§ WHAT THE EXERCISE ASKS: Images excluded, repeat each entry below exactly.

§ DATA IN THIS EXERCISE:
============
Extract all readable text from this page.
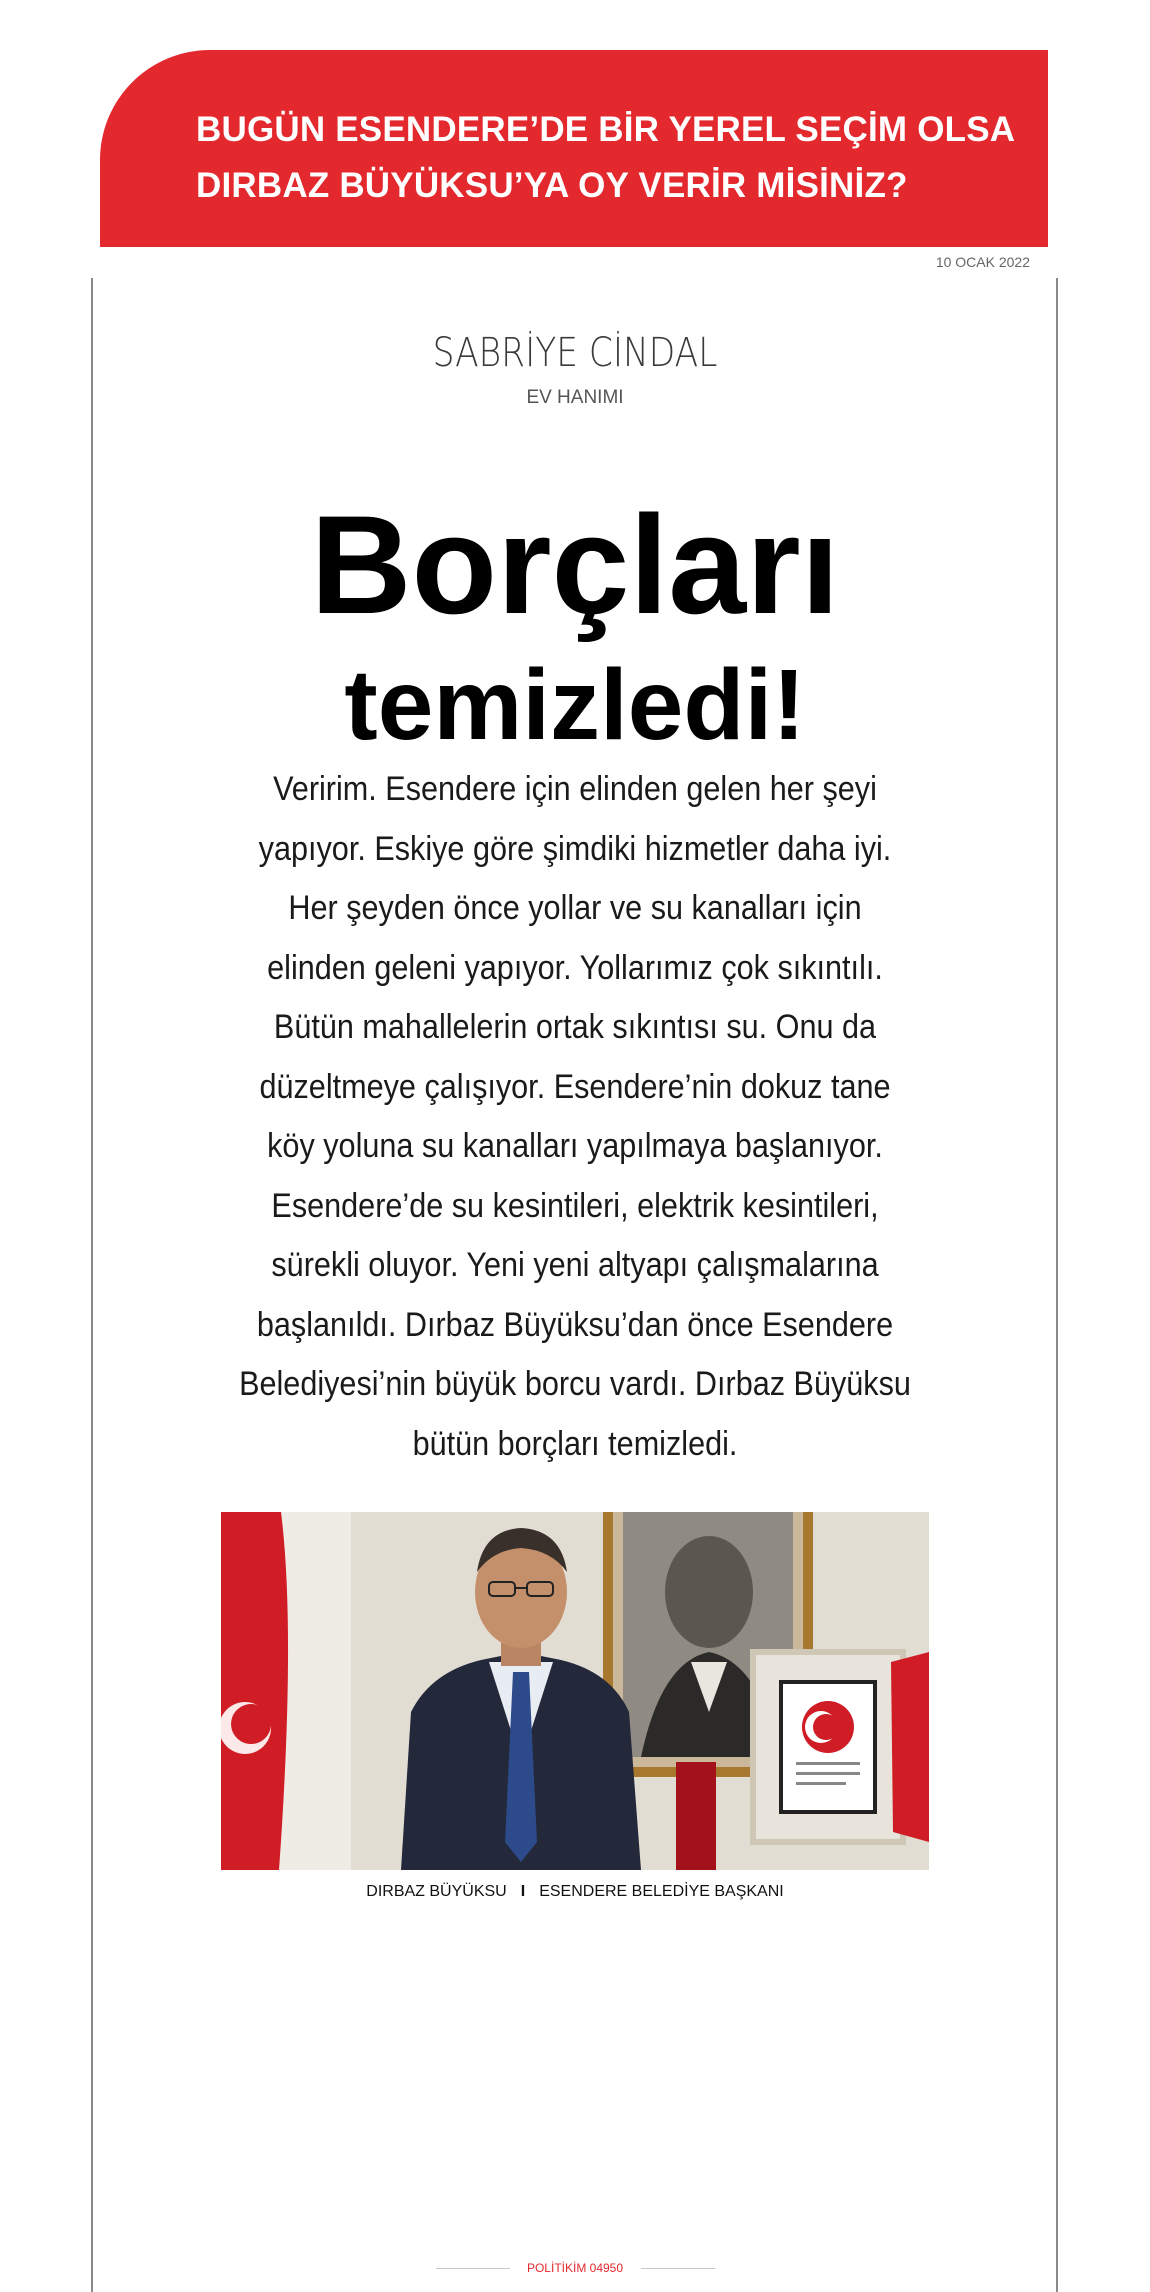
BUGÜN ESENDERE’DE BİR YEREL SEÇİM OLSA
DIRBAZ BÜYÜKSU’YA OY VERİR MİSİNİZ?
10 OCAK 2022
SABRİYE CİNDAL
EV HANIMI
Borçları
temizledi!
Veririm. Esendere için elinden gelen her şeyi yapıyor. Eskiye göre şimdiki hizmetler daha iyi. Her şeyden önce yollar ve su kanalları için elinden geleni yapıyor. Yollarımız çok sıkıntılı. Bütün mahallelerin ortak sıkıntısı su. Onu da düzeltmeye çalışıyor. Esendere’nin dokuz tane köy yoluna su kanalları yapılmaya başlanıyor. Esendere’de su kesintileri, elektrik kesintileri, sürekli oluyor. Yeni yeni altyapı çalışmalarına başlanıldı. Dırbaz Büyüksu’dan önce Esendere Belediyesi’nin büyük borcu vardı. Dırbaz Büyüksu bütün borçları temizledi.
DIRBAZ BÜYÜKSU I ESENDERE BELEDİYE BAŞKANI
POLİTİKİM 04950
============
§ SOLUTION:
Extract all readable text from this page.
BUGÜN ESENDERE’DE BİR YEREL SEÇİM OLSA
DIRBAZ BÜYÜKSU’YA OY VERİR MİSİNİZ?
10 OCAK 2022
SABRİYE CİNDAL
EV HANIMI
Borçları
temizledi!
Veririm. Esendere için elinden gelen her şeyi yapıyor. Eskiye göre şimdiki hizmetler daha iyi. Her şeyden önce yollar ve su kanalları için elinden geleni yapıyor. Yollarımız çok sıkıntılı. Bütün mahallelerin ortak sıkıntısı su. Onu da düzeltmeye çalışıyor. Esendere’nin dokuz tane köy yoluna su kanalları yapılmaya başlanıyor. Esendere’de su kesintileri, elektrik kesintileri, sürekli oluyor. Yeni yeni altyapı çalışmalarına başlanıldı. Dırbaz Büyüksu’dan önce Esendere Belediyesi’nin büyük borcu vardı. Dırbaz Büyüksu bütün borçları temizledi.
DIRBAZ BÜYÜKSU I ESENDERE BELEDİYE BAŞKANI
POLİTİKİM 04950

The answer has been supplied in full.